> _GIVEN INSTRUCTION_:
Can you write out the whole listing exactly?

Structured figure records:
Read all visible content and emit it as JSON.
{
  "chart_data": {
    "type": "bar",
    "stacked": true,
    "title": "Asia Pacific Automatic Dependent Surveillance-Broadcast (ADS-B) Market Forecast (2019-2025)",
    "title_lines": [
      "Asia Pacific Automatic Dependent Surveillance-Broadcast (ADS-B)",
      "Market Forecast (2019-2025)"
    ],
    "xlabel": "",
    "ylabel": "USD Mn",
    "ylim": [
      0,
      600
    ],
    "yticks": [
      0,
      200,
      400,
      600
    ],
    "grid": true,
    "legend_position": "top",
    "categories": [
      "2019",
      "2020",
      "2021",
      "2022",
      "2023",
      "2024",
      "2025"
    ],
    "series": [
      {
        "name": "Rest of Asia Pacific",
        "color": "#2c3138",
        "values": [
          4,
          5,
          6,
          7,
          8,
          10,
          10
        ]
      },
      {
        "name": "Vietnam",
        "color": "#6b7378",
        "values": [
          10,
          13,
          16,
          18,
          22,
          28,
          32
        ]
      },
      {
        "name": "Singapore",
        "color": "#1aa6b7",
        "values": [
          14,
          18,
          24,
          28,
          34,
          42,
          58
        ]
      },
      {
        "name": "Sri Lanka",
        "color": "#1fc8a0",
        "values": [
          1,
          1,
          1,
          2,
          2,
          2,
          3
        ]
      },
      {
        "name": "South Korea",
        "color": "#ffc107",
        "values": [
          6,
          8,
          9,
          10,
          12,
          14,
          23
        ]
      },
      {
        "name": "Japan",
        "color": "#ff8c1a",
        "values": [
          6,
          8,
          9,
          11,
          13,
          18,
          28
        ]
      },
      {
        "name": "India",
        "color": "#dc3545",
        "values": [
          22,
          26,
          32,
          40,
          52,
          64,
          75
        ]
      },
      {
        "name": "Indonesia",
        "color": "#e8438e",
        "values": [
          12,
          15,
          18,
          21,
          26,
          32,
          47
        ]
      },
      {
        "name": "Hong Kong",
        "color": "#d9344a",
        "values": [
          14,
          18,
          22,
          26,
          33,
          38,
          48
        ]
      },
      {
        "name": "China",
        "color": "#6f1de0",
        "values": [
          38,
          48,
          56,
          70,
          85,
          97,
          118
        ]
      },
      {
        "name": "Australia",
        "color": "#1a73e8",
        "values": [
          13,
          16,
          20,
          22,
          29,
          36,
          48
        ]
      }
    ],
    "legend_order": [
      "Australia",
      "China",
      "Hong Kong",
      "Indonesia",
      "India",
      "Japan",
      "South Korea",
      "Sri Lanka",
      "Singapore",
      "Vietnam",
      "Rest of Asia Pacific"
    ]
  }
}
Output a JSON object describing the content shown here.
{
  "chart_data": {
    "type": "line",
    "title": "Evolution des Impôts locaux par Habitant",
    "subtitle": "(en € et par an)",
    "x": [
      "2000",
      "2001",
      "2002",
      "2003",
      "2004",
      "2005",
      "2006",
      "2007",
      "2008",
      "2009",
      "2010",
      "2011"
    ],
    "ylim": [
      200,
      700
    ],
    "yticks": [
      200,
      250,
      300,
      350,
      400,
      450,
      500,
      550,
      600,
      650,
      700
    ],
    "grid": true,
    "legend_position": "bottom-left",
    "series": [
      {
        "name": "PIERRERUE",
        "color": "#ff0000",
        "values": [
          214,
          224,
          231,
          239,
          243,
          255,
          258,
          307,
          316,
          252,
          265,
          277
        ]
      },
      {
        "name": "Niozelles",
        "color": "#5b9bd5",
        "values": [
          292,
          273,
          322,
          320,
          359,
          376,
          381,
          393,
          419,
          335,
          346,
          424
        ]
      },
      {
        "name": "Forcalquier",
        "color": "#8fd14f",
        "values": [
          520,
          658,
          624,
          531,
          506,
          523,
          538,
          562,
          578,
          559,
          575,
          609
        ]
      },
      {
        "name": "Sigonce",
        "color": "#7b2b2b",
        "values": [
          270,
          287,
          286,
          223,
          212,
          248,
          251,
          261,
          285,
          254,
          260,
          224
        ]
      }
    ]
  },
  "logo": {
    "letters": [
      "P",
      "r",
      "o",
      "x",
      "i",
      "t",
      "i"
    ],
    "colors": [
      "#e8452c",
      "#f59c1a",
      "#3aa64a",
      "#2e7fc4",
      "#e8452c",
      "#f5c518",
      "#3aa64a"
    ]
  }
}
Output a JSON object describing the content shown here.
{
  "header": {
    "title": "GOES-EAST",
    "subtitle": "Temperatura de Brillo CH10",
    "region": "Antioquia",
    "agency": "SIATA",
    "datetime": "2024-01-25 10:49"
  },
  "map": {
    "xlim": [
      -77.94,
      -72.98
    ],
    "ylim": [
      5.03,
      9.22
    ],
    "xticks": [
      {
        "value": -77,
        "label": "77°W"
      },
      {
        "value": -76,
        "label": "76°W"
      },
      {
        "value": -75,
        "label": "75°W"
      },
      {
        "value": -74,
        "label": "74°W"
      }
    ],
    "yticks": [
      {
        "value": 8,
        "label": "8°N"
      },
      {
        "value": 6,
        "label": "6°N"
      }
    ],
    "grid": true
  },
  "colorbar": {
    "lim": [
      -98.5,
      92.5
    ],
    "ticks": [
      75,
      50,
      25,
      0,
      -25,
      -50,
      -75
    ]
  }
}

> _COMPLETED EXERCISE_:
Read all visible content and emit it as JSON.
{
  "chart_data": {
    "type": "bar",
    "stacked": true,
    "title": "Asia Pacific Automatic Dependent Surveillance-Broadcast (ADS-B) Market Forecast (2019-2025)",
    "title_lines": [
      "Asia Pacific Automatic Dependent Surveillance-Broadcast (ADS-B)",
      "Market Forecast (2019-2025)"
    ],
    "xlabel": "",
    "ylabel": "USD Mn",
    "ylim": [
      0,
      600
    ],
    "yticks": [
      0,
      200,
      400,
      600
    ],
    "grid": true,
    "legend_position": "top",
    "categories": [
      "2019",
      "2020",
      "2021",
      "2022",
      "2023",
      "2024",
      "2025"
    ],
    "series": [
      {
        "name": "Rest of Asia Pacific",
        "color": "#2c3138",
        "values": [
          4,
          5,
          6,
          7,
          8,
          10,
          10
        ]
      },
      {
        "name": "Vietnam",
        "color": "#6b7378",
        "values": [
          10,
          13,
          16,
          18,
          22,
          28,
          32
        ]
      },
      {
        "name": "Singapore",
        "color": "#1aa6b7",
        "values": [
          14,
          18,
          24,
          28,
          34,
          42,
          58
        ]
      },
      {
        "name": "Sri Lanka",
        "color": "#1fc8a0",
        "values": [
          1,
          1,
          1,
          2,
          2,
          2,
          3
        ]
      },
      {
        "name": "South Korea",
        "color": "#ffc107",
        "values": [
          6,
          8,
          9,
          10,
          12,
          14,
          23
        ]
      },
      {
        "name": "Japan",
        "color": "#ff8c1a",
        "values": [
          6,
          8,
          9,
          11,
          13,
          18,
          28
        ]
      },
      {
        "name": "India",
        "color": "#dc3545",
        "values": [
          22,
          26,
          32,
          40,
          52,
          64,
          75
        ]
      },
      {
        "name": "Indonesia",
        "color": "#e8438e",
        "values": [
          12,
          15,
          18,
          21,
          26,
          32,
          47
        ]
      },
      {
        "name": "Hong Kong",
        "color": "#d9344a",
        "values": [
          14,
          18,
          22,
          26,
          33,
          38,
          48
        ]
      },
      {
        "name": "China",
        "color": "#6f1de0",
        "values": [
          38,
          48,
          56,
          70,
          85,
          97,
          118
        ]
      },
      {
        "name": "Australia",
        "color": "#1a73e8",
        "values": [
          13,
          16,
          20,
          22,
          29,
          36,
          48
        ]
      }
    ],
    "legend_order": [
      "Australia",
      "China",
      "Hong Kong",
      "Indonesia",
      "India",
      "Japan",
      "South Korea",
      "Sri Lanka",
      "Singapore",
      "Vietnam",
      "Rest of Asia Pacific"
    ]
  }
}
Output a JSON object describing the content shown here.
{
  "chart_data": {
    "type": "line",
    "title": "Evolution des Impôts locaux par Habitant",
    "subtitle": "(en € et par an)",
    "x": [
      "2000",
      "2001",
      "2002",
      "2003",
      "2004",
      "2005",
      "2006",
      "2007",
      "2008",
      "2009",
      "2010",
      "2011"
    ],
    "ylim": [
      200,
      700
    ],
    "yticks": [
      200,
      250,
      300,
      350,
      400,
      450,
      500,
      550,
      600,
      650,
      700
    ],
    "grid": true,
    "legend_position": "bottom-left",
    "series": [
      {
        "name": "PIERRERUE",
        "color": "#ff0000",
        "values": [
          214,
          224,
          231,
          239,
          243,
          255,
          258,
          307,
          316,
          252,
          265,
          277
        ]
      },
      {
        "name": "Niozelles",
        "color": "#5b9bd5",
        "values": [
          292,
          273,
          322,
          320,
          359,
          376,
          381,
          393,
          419,
          335,
          346,
          424
        ]
      },
      {
        "name": "Forcalquier",
        "color": "#8fd14f",
        "values": [
          520,
          658,
          624,
          531,
          506,
          523,
          538,
          562,
          578,
          559,
          575,
          609
        ]
      },
      {
        "name": "Sigonce",
        "color": "#7b2b2b",
        "values": [
          270,
          287,
          286,
          223,
          212,
          248,
          251,
          261,
          285,
          254,
          260,
          224
        ]
      }
    ]
  },
  "logo": {
    "letters": [
      "P",
      "r",
      "o",
      "x",
      "i",
      "t",
      "i"
    ],
    "colors": [
      "#e8452c",
      "#f59c1a",
      "#3aa64a",
      "#2e7fc4",
      "#e8452c",
      "#f5c518",
      "#3aa64a"
    ]
  }
}
Output a JSON object describing the content shown here.
{
  "header": {
    "title": "GOES-EAST",
    "subtitle": "Temperatura de Brillo CH10",
    "region": "Antioquia",
    "agency": "SIATA",
    "datetime": "2024-01-25 10:49"
  },
  "map": {
    "xlim": [
      -77.94,
      -72.98
    ],
    "ylim": [
      5.03,
      9.22
    ],
    "xticks": [
      {
        "value": -77,
        "label": "77°W"
      },
      {
        "value": -76,
        "label": "76°W"
      },
      {
        "value": -75,
        "label": "75°W"
      },
      {
        "value": -74,
        "label": "74°W"
      }
    ],
    "yticks": [
      {
        "value": 8,
        "label": "8°N"
      },
      {
        "value": 6,
        "label": "6°N"
      }
    ],
    "grid": true
  },
  "colorbar": {
    "lim": [
      -98.5,
      92.5
    ],
    "ticks": [
      75,
      50,
      25,
      0,
      -25,
      -50,
      -75
    ]
  }
}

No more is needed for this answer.